== SOURCE RECORDS
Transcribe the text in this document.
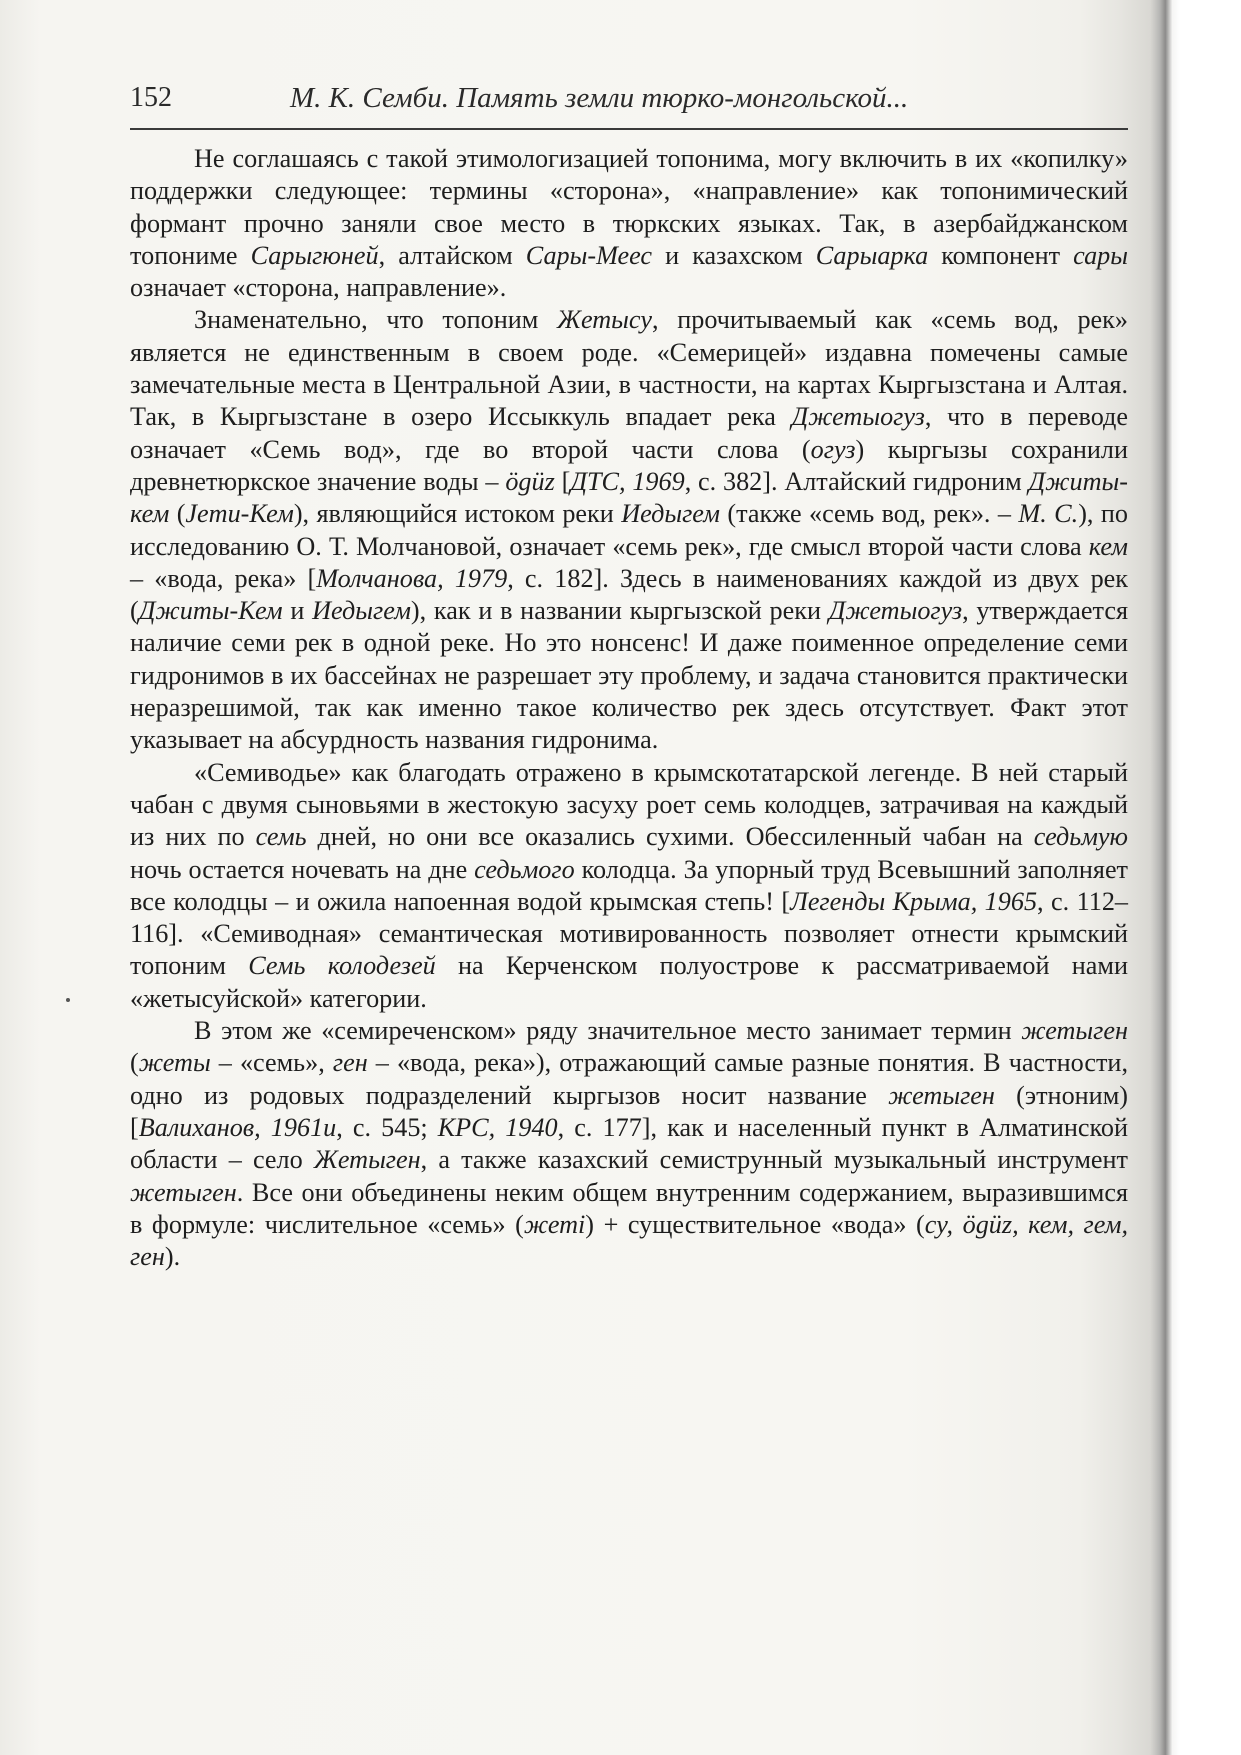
152	М. К. Семби. Память земли тюрко-монгольской...

Не соглашаясь с такой этимологизацией топонима, могу включить в их «копилку» поддержки следующее: термины «сторона», «направление» как топонимический формант прочно заняли свое место в тюркских языках. Так, в азербайджанском топониме Сарыгюней, алтайском Сары-Меес и казахском Сарыарка компонент сары означает «сторона, направление».

Знаменательно, что топоним Жетысу, прочитываемый как «семь вод, рек» является не единственным в своем роде. «Семерицей» издавна помечены самые замечательные места в Центральной Азии, в частности, на картах Кыргызстана и Алтая. Так, в Кыргызстане в озеро Иссыккуль впадает река Джетыогуз, что в переводе означает «Семь вод», где во второй части слова (огуз) кыргызы сохранили древнетюркское значение воды – ögüz [ДТС, 1969, с. 382]. Алтайский гидроним Джиты-кем (Jeти-Кем), являющийся истоком реки Иедыгем (также «семь вод, рек». – М. С.), по исследованию О. Т. Молчановой, означает «семь рек», где смысл второй части слова кем – «вода, река» [Молчанова, 1979, с. 182]. Здесь в наименованиях каждой из двух рек (Джиты-Кем и Иедыгем), как и в названии кыргызской реки Джетыогуз, утверждается наличие семи рек в одной реке. Но это нонсенс! И даже поименное определение семи гидронимов в их бассейнах не разрешает эту проблему, и задача становится практически неразрешимой, так как именно такое количество рек здесь отсутствует. Факт этот указывает на абсурдность названия гидронима.

«Семиводье» как благодать отражено в крымскотатарской легенде. В ней старый чабан с двумя сыновьями в жестокую засуху роет семь колодцев, затрачивая на каждый из них по семь дней, но они все оказались сухими. Обессиленный чабан на седьмую ночь остается ночевать на дне седьмого колодца. За упорный труд Всевышний заполняет все колодцы – и ожила напоенная водой крымская степь! [Легенды Крыма, 1965, с. 112–116]. «Семиводная» семантическая мотивированность позволяет отнести крымский топоним Семь колодезей на Керченском полуострове к рассматриваемой нами «жетысуйской» категории.

В этом же «семиреченском» ряду значительное место занимает термин жетыген (жеты – «семь», ген – «вода, река»), отражающий самые разные понятия. В частности, одно из родовых подразделений кыргызов носит название жетыген (этноним) [Валиханов, 1961и, с. 545; КРС, 1940, с. 177], как и населенный пункт в Алматинской области – село Жетыген, а также казахский семиструнный музыкальный инструмент жетыген. Все они объединены неким общем внутренним содержанием, выразившимся в формуле: числительное «семь» (жетi) + существительное «вода» (су, ögüz, кем, гем, ген).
====
▶ **YOUR INSTRUCTIONS**:
Without including any pictures, please restate all the records exactly.

▶ **ANSWER BELOW**:
Transcribe the text in this document.
152	М. К. Семби. Память земли тюрко-монгольской...

Не соглашаясь с такой этимологизацией топонима, могу включить в их «копилку» поддержки следующее: термины «сторона», «направление» как топонимический формант прочно заняли свое место в тюркских языках. Так, в азербайджанском топониме Сарыгюней, алтайском Сары-Меес и казахском Сарыарка компонент сары означает «сторона, направление».

Знаменательно, что топоним Жетысу, прочитываемый как «семь вод, рек» является не единственным в своем роде. «Семерицей» издавна помечены самые замечательные места в Центральной Азии, в частности, на картах Кыргызстана и Алтая. Так, в Кыргызстане в озеро Иссыккуль впадает река Джетыогуз, что в переводе означает «Семь вод», где во второй части слова (огуз) кыргызы сохранили древнетюркское значение воды – ögüz [ДТС, 1969, с. 382]. Алтайский гидроним Джиты-кем (Jeти-Кем), являющийся истоком реки Иедыгем (также «семь вод, рек». – М. С.), по исследованию О. Т. Молчановой, означает «семь рек», где смысл второй части слова кем – «вода, река» [Молчанова, 1979, с. 182]. Здесь в наименованиях каждой из двух рек (Джиты-Кем и Иедыгем), как и в названии кыргызской реки Джетыогуз, утверждается наличие семи рек в одной реке. Но это нонсенс! И даже поименное определение семи гидронимов в их бассейнах не разрешает эту проблему, и задача становится практически неразрешимой, так как именно такое количество рек здесь отсутствует. Факт этот указывает на абсурдность названия гидронима.

«Семиводье» как благодать отражено в крымскотатарской легенде. В ней старый чабан с двумя сыновьями в жестокую засуху роет семь колодцев, затрачивая на каждый из них по семь дней, но они все оказались сухими. Обессиленный чабан на седьмую ночь остается ночевать на дне седьмого колодца. За упорный труд Всевышний заполняет все колодцы – и ожила напоенная водой крымская степь! [Легенды Крыма, 1965, с. 112–116]. «Семиводная» семантическая мотивированность позволяет отнести крымский топоним Семь колодезей на Керченском полуострове к рассматриваемой нами «жетысуйской» категории.

В этом же «семиреченском» ряду значительное место занимает термин жетыген (жеты – «семь», ген – «вода, река»), отражающий самые разные понятия. В частности, одно из родовых подразделений кыргызов носит название жетыген (этноним) [Валиханов, 1961и, с. 545; КРС, 1940, с. 177], как и населенный пункт в Алматинской области – село Жетыген, а также казахский семиструнный музыкальный инструмент жетыген. Все они объединены неким общем внутренним содержанием, выразившимся в формуле: числительное «семь» (жетi) + существительное «вода» (су, ögüz, кем, гем, ген).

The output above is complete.